SHORT TASK: Using the listing below, select the lines with the word "быть" and copy them.

Dataset items:
---*---
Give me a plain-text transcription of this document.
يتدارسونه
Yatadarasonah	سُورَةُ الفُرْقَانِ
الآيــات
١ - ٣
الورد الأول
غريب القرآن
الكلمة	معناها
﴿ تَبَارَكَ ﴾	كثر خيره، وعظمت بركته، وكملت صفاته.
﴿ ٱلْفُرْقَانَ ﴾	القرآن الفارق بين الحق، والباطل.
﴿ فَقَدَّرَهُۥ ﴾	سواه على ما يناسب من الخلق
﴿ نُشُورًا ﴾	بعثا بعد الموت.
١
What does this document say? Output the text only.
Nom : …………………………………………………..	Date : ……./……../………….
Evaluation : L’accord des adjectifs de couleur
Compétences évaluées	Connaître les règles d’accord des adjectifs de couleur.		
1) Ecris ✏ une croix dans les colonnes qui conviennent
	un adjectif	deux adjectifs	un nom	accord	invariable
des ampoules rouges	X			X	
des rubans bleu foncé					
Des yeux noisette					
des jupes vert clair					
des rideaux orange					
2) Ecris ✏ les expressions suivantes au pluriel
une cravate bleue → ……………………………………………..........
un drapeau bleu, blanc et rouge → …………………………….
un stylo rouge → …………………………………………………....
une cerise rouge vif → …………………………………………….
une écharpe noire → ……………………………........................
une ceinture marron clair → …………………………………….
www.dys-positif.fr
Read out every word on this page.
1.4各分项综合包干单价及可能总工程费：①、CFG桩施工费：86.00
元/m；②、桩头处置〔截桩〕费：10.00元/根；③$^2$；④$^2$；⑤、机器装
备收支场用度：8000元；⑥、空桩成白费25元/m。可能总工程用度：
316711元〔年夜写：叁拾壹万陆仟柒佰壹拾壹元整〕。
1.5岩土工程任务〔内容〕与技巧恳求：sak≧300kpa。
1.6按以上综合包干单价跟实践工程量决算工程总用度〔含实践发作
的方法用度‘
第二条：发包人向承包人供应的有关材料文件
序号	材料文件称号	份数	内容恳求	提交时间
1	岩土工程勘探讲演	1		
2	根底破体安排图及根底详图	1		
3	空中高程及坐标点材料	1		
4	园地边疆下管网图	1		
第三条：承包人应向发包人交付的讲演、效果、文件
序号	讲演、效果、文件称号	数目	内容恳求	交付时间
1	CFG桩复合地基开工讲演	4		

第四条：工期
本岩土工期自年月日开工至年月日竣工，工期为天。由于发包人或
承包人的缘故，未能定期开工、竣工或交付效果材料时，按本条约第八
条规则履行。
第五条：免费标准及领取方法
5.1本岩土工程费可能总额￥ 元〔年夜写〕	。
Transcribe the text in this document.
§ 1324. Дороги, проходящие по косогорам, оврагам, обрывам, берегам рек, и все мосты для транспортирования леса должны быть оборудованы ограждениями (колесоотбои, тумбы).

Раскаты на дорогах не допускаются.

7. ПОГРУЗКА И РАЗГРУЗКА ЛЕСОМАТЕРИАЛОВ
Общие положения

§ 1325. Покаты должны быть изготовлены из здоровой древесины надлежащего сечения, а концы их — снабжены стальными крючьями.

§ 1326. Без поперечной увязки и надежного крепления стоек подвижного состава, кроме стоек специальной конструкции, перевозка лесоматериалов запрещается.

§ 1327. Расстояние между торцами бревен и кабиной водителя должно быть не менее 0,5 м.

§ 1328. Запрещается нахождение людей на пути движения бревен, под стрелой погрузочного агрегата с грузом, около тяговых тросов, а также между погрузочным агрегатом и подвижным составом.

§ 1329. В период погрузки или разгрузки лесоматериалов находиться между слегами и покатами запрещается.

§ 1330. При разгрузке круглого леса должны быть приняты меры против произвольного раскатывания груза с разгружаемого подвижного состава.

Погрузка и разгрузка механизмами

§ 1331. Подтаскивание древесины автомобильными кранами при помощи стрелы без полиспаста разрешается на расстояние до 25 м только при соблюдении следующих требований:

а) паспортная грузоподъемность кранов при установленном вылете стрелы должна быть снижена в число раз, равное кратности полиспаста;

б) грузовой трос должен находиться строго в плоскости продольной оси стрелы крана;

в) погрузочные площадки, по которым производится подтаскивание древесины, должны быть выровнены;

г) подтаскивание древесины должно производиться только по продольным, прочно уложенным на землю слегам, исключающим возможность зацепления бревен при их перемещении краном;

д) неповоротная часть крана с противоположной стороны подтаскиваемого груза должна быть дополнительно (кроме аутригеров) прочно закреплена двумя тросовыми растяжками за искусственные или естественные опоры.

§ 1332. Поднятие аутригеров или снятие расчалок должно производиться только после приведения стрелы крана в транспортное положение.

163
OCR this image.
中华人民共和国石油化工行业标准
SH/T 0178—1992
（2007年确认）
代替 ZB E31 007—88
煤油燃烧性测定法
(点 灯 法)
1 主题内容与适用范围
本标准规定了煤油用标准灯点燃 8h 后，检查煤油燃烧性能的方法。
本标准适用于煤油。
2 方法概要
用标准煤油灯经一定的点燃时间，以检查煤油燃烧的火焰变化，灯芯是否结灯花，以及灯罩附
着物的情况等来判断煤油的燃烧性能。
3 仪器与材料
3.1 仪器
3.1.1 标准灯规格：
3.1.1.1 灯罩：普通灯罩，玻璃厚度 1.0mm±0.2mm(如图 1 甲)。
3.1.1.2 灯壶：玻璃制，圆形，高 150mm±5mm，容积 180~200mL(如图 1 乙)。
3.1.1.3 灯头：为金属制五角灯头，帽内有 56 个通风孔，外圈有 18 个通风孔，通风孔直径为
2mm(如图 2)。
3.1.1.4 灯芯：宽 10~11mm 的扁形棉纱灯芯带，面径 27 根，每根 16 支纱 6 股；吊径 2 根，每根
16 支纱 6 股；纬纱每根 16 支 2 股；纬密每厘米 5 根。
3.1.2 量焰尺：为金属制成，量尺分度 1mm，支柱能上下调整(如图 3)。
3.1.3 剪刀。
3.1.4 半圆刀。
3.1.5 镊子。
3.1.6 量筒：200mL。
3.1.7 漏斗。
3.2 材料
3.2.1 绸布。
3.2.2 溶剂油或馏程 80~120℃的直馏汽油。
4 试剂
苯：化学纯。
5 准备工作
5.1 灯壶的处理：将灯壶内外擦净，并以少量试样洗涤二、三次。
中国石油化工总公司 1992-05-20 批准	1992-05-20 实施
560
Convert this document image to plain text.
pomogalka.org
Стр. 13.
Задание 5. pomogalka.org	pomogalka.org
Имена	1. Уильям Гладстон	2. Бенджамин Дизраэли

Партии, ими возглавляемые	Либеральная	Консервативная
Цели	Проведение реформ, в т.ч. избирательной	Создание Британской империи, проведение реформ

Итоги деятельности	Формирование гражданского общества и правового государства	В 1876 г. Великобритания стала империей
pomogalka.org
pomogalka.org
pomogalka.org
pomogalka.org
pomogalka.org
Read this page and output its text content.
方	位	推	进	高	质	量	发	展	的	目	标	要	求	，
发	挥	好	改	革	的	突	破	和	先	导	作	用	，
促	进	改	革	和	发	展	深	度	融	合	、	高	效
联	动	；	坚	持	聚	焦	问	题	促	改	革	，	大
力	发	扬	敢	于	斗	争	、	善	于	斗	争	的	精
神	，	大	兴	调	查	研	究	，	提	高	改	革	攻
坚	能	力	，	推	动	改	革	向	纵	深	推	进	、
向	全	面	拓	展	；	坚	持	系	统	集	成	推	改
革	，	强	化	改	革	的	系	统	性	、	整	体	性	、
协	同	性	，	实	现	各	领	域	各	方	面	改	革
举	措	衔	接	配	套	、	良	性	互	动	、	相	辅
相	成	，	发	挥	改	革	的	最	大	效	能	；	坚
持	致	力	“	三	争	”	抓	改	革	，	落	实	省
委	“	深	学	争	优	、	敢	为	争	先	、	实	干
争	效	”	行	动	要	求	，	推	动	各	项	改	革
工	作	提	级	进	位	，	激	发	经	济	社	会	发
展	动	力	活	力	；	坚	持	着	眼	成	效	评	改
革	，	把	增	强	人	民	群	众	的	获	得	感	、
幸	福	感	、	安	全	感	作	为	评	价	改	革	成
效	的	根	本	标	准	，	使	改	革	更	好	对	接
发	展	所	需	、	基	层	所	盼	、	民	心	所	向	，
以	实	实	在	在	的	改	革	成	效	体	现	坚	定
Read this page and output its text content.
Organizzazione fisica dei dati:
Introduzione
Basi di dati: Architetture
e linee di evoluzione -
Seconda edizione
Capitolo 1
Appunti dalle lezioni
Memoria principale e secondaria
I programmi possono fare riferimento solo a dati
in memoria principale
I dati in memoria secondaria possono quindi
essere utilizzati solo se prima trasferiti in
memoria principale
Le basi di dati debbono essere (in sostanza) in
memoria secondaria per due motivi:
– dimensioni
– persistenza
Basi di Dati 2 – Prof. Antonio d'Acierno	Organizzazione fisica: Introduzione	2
---*---
RESULT OF THE TASK:
§ 1324. Дороги, проходящие по косогорам, оврагам, обрывам, берегам рек, и все мосты для транспортирования леса должны быть оборудованы ограждениями (колесоотбои, тумбы).
§ 1325. Покаты должны быть изготовлены из здоровой древесины надлежащего сечения, а концы их — снабжены стальными крючьями.
§ 1327. Расстояние между торцами бревен и кабиной водителя должно быть не менее 0,5 м.
§ 1330. При разгрузке круглого леса должны быть приняты меры против произвольного раскатывания груза с разгружаемого подвижного состава.
а) паспортная грузоподъемность кранов при установленном вылете стрелы должна быть снижена в число раз, равное кратности полиспаста;
в) погрузочные площадки, по которым производится подтаскивание древесины, должны быть выровнены;
д) неповоротная часть крана с противоположной стороны подтаскиваемого груза должна быть дополнительно (кроме аутригеров) прочно закреплена двумя тросовыми растяжками за искусственные или естественные опоры.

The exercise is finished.